● The exercise
Reproduce each line bearing the word "现代汉语词典".

● Data excerpts
_ _ _ _ _ _ _

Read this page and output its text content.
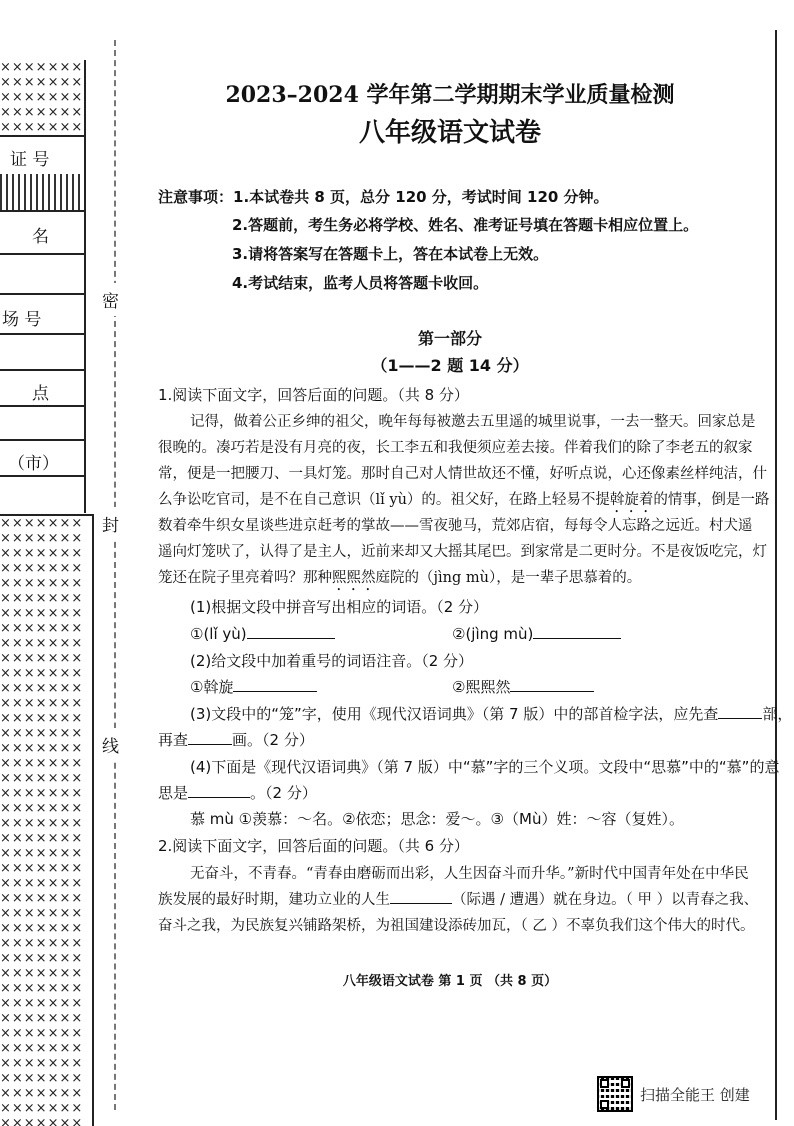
×××××××××××××××××××××××××××××××××××
证 号
名
场 号
点
（市）
×××××××××××××××××××××××××××××××××××××××××××××××××××××××××××××××××××××××××××××××××××××××××××××××××××××××××××××××××××××××××××××××××××××××××××××××××××××××××××××××××××××××××××××××××××××××××××××××××××××××××××××××××××××××××××××××××××××××××××××××××××××××××××××××××××××××××××××××××××××××××××××××
密
封
线
2023–2024 学年第二学期期末学业质量检测
八年级语文试卷
注意事项：1.本试卷共 8 页，总分 120 分，考试时间 120 分钟。
2.答题前，考生务必将学校、姓名、准考证号填在答题卡相应位置上。
3.请将答案写在答题卡上，答在本试卷上无效。
4.考试结束，监考人员将答题卡收回。
第一部分
（1——2 题 14 分）
1.阅读下面文字，回答后面的问题。（共 8 分）
记得，做着公正乡绅的祖父，晚年每每被邀去五里遥的城里说事，一去一整天。回家总是
很晚的。凑巧若是没有月亮的夜，长工李五和我便须应差去接。伴着我们的除了李老五的叙家
常，便是一把腰刀、一具灯笼。那时自己对人情世故还不懂，好听点说，心还像素丝样纯洁，什
么争讼吃官司，是不在自己意识（lǐ yù）的。祖父好，在路上轻易不提斡旋着的情事，倒是一路
数着牵牛织女星谈些进京赶考的掌故——雪夜驰马，荒郊店宿，每每令人忘路之远近。村犬遥
遥向灯笼吠了，认得了是主人，近前来却又大摇其尾巴。到家常是二更时分。不是夜饭吃完，灯
笼还在院子里亮着吗？那种熙熙然庭院的（jìng mù），是一辈子思慕着的。
(1)根据文段中拼音写出相应的词语。（2 分）
①(lǐ yù)	②(jìng mù)
(2)给文段中加着重号的词语注音。（2 分）
①斡旋	②熙熙然
(3)文段中的“笼”字，使用《现代汉语词典》（第 7 版）中的部首检字法，应先查	部，
再查	画。（2 分）
(4)下面是《现代汉语词典》（第 7 版）中“慕”字的三个义项。文段中“思慕”中的“慕”的意
思是	。（2 分）
慕 mù ①羡慕：～名。②依恋；思念：爱～。③（Mù）姓：～容（复姓）。
2.阅读下面文字，回答后面的问题。（共 6 分）
无奋斗，不青春。“青春由磨砺而出彩，人生因奋斗而升华。”新时代中国青年处在中华民
族发展的最好时期，建功立业的人生	（际遇 / 遭遇）就在身边。（ 甲 ）以青春之我、
奋斗之我，为民族复兴铺路架桥，为祖国建设添砖加瓦，（ 乙 ）不辜负我们这个伟大的时代。
八年级语文试卷 第 1 页 （共 8 页）
扫描全能王 创建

_ _ _ _ _ _ _

● Problem solution
(3)文段中的“笼”字，使用《现代汉语词典》（第 7 版）中的部首检字法，应先查	部，
(4)下面是《现代汉语词典》（第 7 版）中“慕”字的三个义项。文段中“思慕”中的“慕”的意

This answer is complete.